> _Instructions for the task_: Wherever the string "screenshot" appears in the listing, copy that line.

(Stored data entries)
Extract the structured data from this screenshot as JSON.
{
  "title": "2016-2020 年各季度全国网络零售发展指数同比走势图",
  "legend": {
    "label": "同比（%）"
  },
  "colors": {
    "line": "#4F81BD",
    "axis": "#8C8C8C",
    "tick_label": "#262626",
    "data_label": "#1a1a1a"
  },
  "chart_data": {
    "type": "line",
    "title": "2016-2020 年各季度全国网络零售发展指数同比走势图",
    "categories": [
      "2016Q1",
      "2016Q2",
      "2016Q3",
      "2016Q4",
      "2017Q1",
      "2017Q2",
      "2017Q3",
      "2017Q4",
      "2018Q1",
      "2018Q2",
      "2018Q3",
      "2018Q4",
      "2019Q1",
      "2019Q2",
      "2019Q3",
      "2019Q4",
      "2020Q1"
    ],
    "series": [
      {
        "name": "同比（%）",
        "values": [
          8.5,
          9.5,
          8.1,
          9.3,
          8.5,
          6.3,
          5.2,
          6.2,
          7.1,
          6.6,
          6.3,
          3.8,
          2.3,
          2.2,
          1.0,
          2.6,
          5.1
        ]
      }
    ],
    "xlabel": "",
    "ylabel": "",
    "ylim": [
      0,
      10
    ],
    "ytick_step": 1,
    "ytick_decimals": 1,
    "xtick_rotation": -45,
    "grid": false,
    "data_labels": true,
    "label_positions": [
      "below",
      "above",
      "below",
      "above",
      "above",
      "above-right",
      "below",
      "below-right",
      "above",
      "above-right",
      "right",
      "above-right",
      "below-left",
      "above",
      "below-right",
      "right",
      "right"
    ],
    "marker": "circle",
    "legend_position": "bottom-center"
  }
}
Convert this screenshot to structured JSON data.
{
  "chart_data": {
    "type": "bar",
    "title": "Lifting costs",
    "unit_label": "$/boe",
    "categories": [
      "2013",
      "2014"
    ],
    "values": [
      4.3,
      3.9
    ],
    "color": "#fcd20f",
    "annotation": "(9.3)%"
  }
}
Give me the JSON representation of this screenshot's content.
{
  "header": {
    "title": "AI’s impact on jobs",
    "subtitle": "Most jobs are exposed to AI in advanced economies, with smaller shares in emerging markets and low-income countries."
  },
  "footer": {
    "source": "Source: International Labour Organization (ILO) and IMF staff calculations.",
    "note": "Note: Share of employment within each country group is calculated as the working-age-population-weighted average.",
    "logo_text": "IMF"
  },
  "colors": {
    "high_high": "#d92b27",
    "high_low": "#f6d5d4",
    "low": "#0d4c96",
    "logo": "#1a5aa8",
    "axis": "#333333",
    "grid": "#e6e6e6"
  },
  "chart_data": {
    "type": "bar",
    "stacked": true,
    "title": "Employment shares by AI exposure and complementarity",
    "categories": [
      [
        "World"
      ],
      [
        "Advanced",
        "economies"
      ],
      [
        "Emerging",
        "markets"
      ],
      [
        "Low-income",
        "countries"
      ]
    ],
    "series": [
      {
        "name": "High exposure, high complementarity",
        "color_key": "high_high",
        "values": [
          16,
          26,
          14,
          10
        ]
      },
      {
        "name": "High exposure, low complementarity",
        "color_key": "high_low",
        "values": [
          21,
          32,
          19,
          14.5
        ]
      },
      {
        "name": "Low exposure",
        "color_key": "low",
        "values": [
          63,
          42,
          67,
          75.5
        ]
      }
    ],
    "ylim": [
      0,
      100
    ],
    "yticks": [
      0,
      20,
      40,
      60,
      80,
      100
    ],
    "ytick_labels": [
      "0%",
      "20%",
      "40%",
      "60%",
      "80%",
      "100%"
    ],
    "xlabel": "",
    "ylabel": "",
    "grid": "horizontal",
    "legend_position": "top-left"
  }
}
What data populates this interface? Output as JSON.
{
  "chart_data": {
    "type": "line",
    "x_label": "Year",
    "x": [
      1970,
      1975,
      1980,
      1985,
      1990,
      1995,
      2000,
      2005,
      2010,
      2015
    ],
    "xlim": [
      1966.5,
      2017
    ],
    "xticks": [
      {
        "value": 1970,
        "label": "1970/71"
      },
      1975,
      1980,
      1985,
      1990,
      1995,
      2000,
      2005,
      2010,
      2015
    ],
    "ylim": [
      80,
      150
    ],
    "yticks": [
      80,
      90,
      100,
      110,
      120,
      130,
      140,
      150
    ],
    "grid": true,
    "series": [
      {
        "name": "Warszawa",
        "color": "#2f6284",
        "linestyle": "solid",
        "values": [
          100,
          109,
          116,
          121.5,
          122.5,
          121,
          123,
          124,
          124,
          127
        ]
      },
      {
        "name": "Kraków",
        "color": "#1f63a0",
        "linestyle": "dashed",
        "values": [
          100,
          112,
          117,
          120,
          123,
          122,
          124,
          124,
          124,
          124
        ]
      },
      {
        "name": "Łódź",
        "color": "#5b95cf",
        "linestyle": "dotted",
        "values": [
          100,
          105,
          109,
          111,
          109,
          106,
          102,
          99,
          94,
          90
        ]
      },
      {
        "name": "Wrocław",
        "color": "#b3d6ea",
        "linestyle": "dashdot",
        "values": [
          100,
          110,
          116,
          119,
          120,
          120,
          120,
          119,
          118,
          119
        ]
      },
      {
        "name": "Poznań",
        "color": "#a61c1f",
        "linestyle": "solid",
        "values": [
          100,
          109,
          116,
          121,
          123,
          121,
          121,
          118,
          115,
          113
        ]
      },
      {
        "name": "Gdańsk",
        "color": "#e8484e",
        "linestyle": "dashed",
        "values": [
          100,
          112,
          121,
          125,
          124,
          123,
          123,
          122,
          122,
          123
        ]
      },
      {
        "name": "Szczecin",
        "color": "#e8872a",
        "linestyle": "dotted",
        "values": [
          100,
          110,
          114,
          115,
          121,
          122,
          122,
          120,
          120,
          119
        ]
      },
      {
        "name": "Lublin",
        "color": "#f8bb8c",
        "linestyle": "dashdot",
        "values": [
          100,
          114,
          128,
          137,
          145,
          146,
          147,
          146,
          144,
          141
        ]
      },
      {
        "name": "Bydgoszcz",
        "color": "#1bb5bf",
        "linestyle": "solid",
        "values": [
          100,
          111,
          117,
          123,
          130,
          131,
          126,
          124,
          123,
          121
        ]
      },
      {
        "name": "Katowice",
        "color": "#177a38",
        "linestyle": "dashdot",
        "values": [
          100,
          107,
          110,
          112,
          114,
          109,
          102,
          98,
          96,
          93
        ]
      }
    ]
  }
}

> _Reply to the exercise_:
Extract the structured data from this screenshot as JSON.
Convert this screenshot to structured JSON data.
Give me the JSON representation of this screenshot's content.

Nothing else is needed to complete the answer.